### Compito assegnato A
Riscrivi sotto forma di elenco puntato il paragrafo dell'estratto su complessità e senso critico che inizia con "È inoltre utile aiutare le persone", mantenendone i fatti principali.
### Compito assegnato B
Continua l'estratto su complessità e senso critico a partire dalla domanda con cui si chiude.

Rendersi conto della complessità significa ragionare in un contesto dove l’incertezza esiste, ma senza per forza vederla come un fatto negativo. Conoscere un determinato fenomeno solo in parte non equivale a non sapere niente: al contrario, spesso vuol dire avere davanti possibilità diverse entro le quali muoversi, operando scelte per determinare in qualche modo il futuro che ci si para davanti. È quanto avviene con il clima: le proiezioni climatiche non sono previsioni certe di ciò che accadrà, ma un ventaglio di possibili scenari che aiutano a pianificare meglio i percorsi di mitigazione o adattamento. Attraverso una comunicazione corretta possiamo mostrare come la complessità e l’incertezza siano elementi intrinseci alla realtà, e in molti casi un valore aggiunto.
È inoltre utile aiutare le persone a sviluppare il senso critico, come si propone di fare il CICAP. Occorre del tempo per acquisire una mentalità scientifica, perché non è facile né immediata; non si impara leggendo un paio di articoli o di post sui social, ma richiede un lavoro fine, costante e impegnativo. Credo che il CICAP possa aiutare molto entrando nelle scuole, uno dei luoghi più importanti dove condurre il nostro lavoro di comunicazione e divulgazione scientifica. È proprio a scuola, dove il percorso di formazione e di crescita è per definizione lento e lungo molti anni, che si dovrebbe imparare il senso critico. Prevedere l’introduzione di questi elementi nei programmi ministeriali sarebbe un bell’impegno per il CICAP. Sarebbe bene insegnare a ragionare su quello che vediamo e sentiamo, a non fermarsi alla prima cosa che si legge, a valutare l’importanza delle fonti.
Che cosa si può fare invece con gli adulti, che magari hanno già pregiudizi consolidati?

### Dati

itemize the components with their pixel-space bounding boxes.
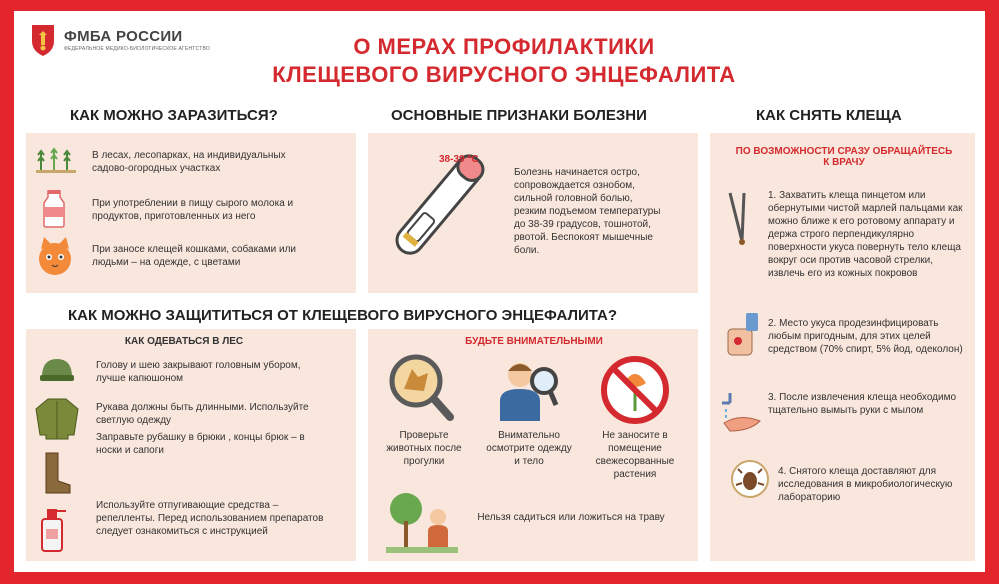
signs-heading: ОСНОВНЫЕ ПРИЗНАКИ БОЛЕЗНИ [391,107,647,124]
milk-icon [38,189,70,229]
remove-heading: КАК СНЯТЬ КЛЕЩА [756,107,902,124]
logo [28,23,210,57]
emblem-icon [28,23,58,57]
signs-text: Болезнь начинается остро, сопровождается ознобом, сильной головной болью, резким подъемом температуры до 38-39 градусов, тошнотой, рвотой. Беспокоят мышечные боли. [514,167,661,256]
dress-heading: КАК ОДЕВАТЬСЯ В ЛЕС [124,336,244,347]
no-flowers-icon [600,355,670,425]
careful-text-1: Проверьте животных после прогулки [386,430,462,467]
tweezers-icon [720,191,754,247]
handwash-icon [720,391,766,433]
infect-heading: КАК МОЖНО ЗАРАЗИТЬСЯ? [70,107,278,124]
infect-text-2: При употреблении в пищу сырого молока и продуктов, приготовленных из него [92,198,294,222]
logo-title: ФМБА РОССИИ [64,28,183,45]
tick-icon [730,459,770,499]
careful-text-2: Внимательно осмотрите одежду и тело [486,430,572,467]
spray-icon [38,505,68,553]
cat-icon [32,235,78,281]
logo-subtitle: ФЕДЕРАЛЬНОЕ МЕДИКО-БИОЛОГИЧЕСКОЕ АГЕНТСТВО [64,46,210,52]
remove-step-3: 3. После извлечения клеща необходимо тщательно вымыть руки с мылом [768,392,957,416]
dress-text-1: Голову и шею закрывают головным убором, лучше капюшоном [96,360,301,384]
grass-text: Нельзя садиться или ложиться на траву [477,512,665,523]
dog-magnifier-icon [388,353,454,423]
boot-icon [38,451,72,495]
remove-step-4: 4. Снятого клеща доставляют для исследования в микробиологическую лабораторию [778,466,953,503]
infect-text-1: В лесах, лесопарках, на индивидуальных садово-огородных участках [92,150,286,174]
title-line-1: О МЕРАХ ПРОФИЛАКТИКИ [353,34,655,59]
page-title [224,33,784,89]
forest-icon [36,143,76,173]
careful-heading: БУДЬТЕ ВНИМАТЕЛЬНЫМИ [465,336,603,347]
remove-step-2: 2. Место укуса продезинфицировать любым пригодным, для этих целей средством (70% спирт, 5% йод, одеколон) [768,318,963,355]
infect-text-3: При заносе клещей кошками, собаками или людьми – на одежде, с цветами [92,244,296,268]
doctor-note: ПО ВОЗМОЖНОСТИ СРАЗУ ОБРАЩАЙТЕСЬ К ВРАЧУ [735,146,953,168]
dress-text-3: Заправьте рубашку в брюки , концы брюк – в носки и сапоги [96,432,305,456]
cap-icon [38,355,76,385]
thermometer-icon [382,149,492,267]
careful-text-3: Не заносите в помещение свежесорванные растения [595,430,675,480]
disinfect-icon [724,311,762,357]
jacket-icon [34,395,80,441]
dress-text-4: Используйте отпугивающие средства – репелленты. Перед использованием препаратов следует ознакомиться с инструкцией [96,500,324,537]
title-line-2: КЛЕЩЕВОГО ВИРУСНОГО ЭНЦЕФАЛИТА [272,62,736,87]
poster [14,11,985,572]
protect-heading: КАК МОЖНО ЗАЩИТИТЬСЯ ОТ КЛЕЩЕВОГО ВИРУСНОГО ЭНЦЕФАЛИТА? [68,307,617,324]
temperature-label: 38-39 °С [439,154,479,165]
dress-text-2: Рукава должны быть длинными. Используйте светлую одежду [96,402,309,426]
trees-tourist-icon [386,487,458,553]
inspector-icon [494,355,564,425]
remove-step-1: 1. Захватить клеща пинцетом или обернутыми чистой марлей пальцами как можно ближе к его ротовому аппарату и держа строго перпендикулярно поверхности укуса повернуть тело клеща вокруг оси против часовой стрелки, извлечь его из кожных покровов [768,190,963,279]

* * *

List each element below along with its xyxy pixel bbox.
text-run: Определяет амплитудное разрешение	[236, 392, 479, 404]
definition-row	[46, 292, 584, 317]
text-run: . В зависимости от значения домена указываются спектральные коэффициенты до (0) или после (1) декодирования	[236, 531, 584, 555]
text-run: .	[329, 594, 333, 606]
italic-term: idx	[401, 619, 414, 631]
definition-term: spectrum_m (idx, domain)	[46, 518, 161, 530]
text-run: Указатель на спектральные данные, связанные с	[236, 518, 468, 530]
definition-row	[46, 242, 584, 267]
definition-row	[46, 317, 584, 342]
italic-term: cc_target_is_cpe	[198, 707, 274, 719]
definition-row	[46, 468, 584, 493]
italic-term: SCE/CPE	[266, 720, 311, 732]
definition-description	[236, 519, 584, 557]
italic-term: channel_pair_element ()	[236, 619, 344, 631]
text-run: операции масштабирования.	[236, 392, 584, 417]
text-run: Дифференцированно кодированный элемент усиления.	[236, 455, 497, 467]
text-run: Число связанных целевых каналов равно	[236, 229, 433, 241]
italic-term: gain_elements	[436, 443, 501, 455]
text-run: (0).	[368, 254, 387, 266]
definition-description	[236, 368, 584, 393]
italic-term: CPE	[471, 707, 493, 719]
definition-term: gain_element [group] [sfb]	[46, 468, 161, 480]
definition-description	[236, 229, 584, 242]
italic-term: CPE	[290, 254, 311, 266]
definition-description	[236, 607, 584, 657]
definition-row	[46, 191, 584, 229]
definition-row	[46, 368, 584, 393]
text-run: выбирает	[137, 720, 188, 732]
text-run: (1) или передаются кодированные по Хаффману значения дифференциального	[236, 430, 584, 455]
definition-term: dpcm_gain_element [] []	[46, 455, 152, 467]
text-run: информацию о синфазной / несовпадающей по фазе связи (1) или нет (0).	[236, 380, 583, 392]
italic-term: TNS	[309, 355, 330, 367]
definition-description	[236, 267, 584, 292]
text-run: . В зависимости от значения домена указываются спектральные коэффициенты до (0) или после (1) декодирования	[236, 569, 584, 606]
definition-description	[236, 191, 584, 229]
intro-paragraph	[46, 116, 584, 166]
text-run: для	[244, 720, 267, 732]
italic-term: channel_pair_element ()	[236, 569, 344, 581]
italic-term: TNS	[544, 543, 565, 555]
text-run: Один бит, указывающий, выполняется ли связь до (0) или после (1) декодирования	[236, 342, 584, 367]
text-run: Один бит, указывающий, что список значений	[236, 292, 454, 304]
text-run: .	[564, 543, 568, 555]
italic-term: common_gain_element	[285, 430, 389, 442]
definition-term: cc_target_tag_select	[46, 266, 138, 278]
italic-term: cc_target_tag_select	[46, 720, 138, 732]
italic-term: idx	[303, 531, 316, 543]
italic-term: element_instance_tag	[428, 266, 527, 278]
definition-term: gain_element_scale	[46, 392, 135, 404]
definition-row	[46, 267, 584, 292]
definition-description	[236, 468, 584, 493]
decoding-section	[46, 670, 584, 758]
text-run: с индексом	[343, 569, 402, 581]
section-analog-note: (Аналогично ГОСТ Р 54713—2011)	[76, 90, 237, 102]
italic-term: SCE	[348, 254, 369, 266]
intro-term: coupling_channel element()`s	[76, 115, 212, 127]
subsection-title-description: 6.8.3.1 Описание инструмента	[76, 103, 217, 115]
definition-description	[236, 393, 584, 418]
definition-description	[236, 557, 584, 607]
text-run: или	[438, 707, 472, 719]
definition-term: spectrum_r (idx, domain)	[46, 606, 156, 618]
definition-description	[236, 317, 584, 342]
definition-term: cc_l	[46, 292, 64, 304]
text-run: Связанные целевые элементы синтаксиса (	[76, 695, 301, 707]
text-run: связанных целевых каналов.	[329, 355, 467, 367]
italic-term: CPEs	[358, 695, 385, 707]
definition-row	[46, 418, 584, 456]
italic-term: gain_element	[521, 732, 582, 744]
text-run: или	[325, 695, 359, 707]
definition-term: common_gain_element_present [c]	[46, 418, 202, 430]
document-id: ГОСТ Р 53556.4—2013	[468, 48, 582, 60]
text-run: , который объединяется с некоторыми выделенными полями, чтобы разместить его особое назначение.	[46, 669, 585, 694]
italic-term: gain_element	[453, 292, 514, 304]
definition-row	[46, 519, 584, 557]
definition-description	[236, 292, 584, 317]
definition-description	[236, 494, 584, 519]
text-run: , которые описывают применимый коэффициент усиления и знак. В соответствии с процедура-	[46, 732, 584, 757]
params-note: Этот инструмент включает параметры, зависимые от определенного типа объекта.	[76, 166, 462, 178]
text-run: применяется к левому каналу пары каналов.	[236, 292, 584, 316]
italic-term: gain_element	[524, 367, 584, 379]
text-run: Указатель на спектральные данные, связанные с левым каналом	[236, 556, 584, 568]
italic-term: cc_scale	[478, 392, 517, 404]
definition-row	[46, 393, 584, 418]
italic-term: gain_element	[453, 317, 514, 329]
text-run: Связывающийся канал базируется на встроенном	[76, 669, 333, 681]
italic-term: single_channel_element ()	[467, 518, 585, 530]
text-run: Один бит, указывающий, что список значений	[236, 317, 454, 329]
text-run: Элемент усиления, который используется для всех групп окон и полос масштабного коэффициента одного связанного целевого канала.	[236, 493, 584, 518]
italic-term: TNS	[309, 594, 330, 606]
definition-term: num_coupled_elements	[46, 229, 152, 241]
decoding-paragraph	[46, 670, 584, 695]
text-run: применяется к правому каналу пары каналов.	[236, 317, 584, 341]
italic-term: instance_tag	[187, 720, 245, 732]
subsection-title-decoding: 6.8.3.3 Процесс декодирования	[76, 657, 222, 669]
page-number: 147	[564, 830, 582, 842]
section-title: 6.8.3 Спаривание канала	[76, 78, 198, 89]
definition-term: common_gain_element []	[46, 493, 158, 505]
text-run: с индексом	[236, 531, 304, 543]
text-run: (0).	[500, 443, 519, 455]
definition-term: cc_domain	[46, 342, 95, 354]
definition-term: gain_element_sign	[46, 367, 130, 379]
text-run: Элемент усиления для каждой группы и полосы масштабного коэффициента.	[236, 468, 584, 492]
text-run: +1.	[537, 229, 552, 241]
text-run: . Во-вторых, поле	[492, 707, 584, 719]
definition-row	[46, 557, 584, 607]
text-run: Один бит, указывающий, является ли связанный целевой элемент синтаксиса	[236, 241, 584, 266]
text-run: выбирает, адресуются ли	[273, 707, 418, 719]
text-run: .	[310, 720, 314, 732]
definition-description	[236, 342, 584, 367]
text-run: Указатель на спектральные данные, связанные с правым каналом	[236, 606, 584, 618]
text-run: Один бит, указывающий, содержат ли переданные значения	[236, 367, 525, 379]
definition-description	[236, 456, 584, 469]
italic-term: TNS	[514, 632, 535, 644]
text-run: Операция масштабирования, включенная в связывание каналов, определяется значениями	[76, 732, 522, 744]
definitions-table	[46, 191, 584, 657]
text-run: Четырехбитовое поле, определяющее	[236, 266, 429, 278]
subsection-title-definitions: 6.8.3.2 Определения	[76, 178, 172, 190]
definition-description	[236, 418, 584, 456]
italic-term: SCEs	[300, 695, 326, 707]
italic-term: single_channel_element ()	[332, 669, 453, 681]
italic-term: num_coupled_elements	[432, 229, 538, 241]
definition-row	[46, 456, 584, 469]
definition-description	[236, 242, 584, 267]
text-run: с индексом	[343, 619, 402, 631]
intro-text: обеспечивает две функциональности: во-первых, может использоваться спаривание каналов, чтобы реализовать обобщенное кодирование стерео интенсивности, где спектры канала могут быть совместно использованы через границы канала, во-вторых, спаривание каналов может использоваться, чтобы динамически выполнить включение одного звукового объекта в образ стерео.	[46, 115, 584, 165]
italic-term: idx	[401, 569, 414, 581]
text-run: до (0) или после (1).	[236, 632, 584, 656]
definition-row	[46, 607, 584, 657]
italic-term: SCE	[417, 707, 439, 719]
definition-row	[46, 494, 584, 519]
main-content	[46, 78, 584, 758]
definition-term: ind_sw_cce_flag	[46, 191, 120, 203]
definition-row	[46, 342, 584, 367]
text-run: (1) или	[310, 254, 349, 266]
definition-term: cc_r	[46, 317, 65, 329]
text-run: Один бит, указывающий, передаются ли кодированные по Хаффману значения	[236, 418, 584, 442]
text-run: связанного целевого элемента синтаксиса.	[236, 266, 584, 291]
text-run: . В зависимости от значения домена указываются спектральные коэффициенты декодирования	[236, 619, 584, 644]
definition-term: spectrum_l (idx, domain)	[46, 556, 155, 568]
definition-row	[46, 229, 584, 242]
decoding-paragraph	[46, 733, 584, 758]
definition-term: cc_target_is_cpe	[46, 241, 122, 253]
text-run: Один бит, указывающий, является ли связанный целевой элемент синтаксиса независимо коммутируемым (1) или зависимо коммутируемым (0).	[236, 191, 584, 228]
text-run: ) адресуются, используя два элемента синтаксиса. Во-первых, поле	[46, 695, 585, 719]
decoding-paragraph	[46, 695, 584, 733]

### Risposta finale A
- È utile aiutare le persone a sviluppare il senso critico, come si propone di fare il CICAP.
- Acquisire una mentalità scientifica richiede tempo: non si impara con un paio di articoli o di post sui social, ma con un lavoro fine, costante e impegnativo.
- Il CICAP potrebbe aiutare molto entrando nelle scuole, uno dei luoghi più importanti per la comunicazione e la divulgazione scientifica.
- La scuola, con il suo percorso di formazione lento e lungo molti anni, è il luogo in cui si dovrebbe imparare il senso critico.
- Un bell'impegno per il CICAP sarebbe prevedere l'introduzione di questi elementi nei programmi ministeriali.
- Bisognerebbe insegnare a ragionare su ciò che si vede e si sente, a non fermarsi alla prima cosa che si legge e a valutare l'importanza delle fonti.

### Risposta finale B
Escludendo una minima parte di individui “irrecuperabili” (coi quali purtroppo nessuno sforzo sortisce quasi mai effetti), esiste una fetta amplissima di persone che sono semplicemente scoraggiate e che, di fronte a un problema, hanno una reazione di paura o di repulsione. Spesso ciò avviene perché la questione è stata comunicata in maniera scorretta: da una parte trasmettendo solo un sentimento negativo, dall’altra considerando le persone come collettori di dati e bombardandole di figure, grafici, foto e immagini. È il cosiddetto “modello del deficit di informazione”; lo vediamo ad esempio con la questione della crisi climatica.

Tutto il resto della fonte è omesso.